:: WORK INSTRUCTIONS ::
Go through the listing and write out all of it exactly.

:: Items from a dataset ::
>>>>>
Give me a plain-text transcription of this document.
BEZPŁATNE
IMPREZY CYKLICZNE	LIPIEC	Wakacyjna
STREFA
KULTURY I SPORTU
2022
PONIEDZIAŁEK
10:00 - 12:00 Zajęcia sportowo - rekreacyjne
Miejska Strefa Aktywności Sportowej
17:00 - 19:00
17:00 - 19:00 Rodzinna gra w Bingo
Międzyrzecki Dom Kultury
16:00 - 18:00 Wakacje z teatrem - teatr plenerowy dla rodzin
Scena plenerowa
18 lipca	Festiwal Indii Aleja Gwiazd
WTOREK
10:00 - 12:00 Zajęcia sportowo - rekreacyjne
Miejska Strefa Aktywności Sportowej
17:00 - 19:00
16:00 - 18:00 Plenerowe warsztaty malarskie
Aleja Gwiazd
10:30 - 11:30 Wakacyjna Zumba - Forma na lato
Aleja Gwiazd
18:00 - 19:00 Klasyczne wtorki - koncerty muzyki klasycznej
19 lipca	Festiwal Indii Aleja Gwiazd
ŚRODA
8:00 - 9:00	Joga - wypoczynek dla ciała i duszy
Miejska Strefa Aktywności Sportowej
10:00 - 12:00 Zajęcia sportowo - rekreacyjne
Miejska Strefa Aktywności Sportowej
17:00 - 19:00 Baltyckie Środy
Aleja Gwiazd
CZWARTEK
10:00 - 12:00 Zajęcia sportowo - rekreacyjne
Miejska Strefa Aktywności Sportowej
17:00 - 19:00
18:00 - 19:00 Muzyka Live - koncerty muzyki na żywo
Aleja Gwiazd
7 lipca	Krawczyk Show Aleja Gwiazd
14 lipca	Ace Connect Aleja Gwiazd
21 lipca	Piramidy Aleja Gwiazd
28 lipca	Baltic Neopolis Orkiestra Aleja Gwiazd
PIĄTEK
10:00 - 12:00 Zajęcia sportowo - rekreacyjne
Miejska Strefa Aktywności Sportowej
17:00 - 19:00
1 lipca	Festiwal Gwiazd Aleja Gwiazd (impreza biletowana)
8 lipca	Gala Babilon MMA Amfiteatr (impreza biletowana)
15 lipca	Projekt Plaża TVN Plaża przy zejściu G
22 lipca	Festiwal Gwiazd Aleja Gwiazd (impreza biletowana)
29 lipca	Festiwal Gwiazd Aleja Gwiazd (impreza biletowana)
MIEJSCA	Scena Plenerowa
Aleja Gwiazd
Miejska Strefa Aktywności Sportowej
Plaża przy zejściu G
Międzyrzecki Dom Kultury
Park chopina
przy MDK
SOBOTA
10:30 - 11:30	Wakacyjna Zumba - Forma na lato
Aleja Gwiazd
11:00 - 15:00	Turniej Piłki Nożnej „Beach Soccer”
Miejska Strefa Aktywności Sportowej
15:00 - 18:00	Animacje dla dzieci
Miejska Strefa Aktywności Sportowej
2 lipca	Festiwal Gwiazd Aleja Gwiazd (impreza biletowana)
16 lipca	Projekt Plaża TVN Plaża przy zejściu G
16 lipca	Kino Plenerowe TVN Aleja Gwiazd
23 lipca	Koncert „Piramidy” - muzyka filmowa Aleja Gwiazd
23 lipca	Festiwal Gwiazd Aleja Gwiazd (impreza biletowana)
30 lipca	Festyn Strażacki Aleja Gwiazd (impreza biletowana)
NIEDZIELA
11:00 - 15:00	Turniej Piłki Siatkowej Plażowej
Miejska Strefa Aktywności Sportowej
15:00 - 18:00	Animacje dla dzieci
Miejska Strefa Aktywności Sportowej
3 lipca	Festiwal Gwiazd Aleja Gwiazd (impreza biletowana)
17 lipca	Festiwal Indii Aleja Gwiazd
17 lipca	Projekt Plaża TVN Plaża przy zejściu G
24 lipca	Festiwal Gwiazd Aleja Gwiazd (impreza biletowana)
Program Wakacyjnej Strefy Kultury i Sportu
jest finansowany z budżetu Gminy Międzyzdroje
<<<<<
:: WRITTEN RESPONSE ::
Give me a plain-text transcription of this document.
BEZPŁATNE
IMPREZY CYKLICZNE	LIPIEC	Wakacyjna
STREFA
KULTURY I SPORTU
2022
PONIEDZIAŁEK
10:00 - 12:00 Zajęcia sportowo - rekreacyjne
Miejska Strefa Aktywności Sportowej
17:00 - 19:00
17:00 - 19:00 Rodzinna gra w Bingo
Międzyrzecki Dom Kultury
16:00 - 18:00 Wakacje z teatrem - teatr plenerowy dla rodzin
Scena plenerowa
18 lipca	Festiwal Indii Aleja Gwiazd
WTOREK
10:00 - 12:00 Zajęcia sportowo - rekreacyjne
Miejska Strefa Aktywności Sportowej
17:00 - 19:00
16:00 - 18:00 Plenerowe warsztaty malarskie
Aleja Gwiazd
10:30 - 11:30 Wakacyjna Zumba - Forma na lato
Aleja Gwiazd
18:00 - 19:00 Klasyczne wtorki - koncerty muzyki klasycznej
19 lipca	Festiwal Indii Aleja Gwiazd
ŚRODA
8:00 - 9:00	Joga - wypoczynek dla ciała i duszy
Miejska Strefa Aktywności Sportowej
10:00 - 12:00 Zajęcia sportowo - rekreacyjne
Miejska Strefa Aktywności Sportowej
17:00 - 19:00 Baltyckie Środy
Aleja Gwiazd
CZWARTEK
10:00 - 12:00 Zajęcia sportowo - rekreacyjne
Miejska Strefa Aktywności Sportowej
17:00 - 19:00
18:00 - 19:00 Muzyka Live - koncerty muzyki na żywo
Aleja Gwiazd
7 lipca	Krawczyk Show Aleja Gwiazd
14 lipca	Ace Connect Aleja Gwiazd
21 lipca	Piramidy Aleja Gwiazd
28 lipca	Baltic Neopolis Orkiestra Aleja Gwiazd
PIĄTEK
10:00 - 12:00 Zajęcia sportowo - rekreacyjne
Miejska Strefa Aktywności Sportowej
17:00 - 19:00
1 lipca	Festiwal Gwiazd Aleja Gwiazd (impreza biletowana)
8 lipca	Gala Babilon MMA Amfiteatr (impreza biletowana)
15 lipca	Projekt Plaża TVN Plaża przy zejściu G
22 lipca	Festiwal Gwiazd Aleja Gwiazd (impreza biletowana)
29 lipca	Festiwal Gwiazd Aleja Gwiazd (impreza biletowana)
MIEJSCA	Scena Plenerowa
Aleja Gwiazd
Miejska Strefa Aktywności Sportowej
Plaża przy zejściu G
Międzyrzecki Dom Kultury
Park chopina
przy MDK
SOBOTA
10:30 - 11:30	Wakacyjna Zumba - Forma na lato
Aleja Gwiazd
11:00 - 15:00	Turniej Piłki Nożnej „Beach Soccer”
Miejska Strefa Aktywności Sportowej
15:00 - 18:00	Animacje dla dzieci
Miejska Strefa Aktywności Sportowej
2 lipca	Festiwal Gwiazd Aleja Gwiazd (impreza biletowana)
16 lipca	Projekt Plaża TVN Plaża przy zejściu G
16 lipca	Kino Plenerowe TVN Aleja Gwiazd
23 lipca	Koncert „Piramidy” - muzyka filmowa Aleja Gwiazd
23 lipca	Festiwal Gwiazd Aleja Gwiazd (impreza biletowana)
30 lipca	Festyn Strażacki Aleja Gwiazd (impreza biletowana)
NIEDZIELA
11:00 - 15:00	Turniej Piłki Siatkowej Plażowej
Miejska Strefa Aktywności Sportowej
15:00 - 18:00	Animacje dla dzieci
Miejska Strefa Aktywności Sportowej
3 lipca	Festiwal Gwiazd Aleja Gwiazd (impreza biletowana)
17 lipca	Festiwal Indii Aleja Gwiazd
17 lipca	Projekt Plaża TVN Plaża przy zejściu G
24 lipca	Festiwal Gwiazd Aleja Gwiazd (impreza biletowana)
Program Wakacyjnej Strefy Kultury i Sportu
jest finansowany z budżetu Gminy Międzyzdroje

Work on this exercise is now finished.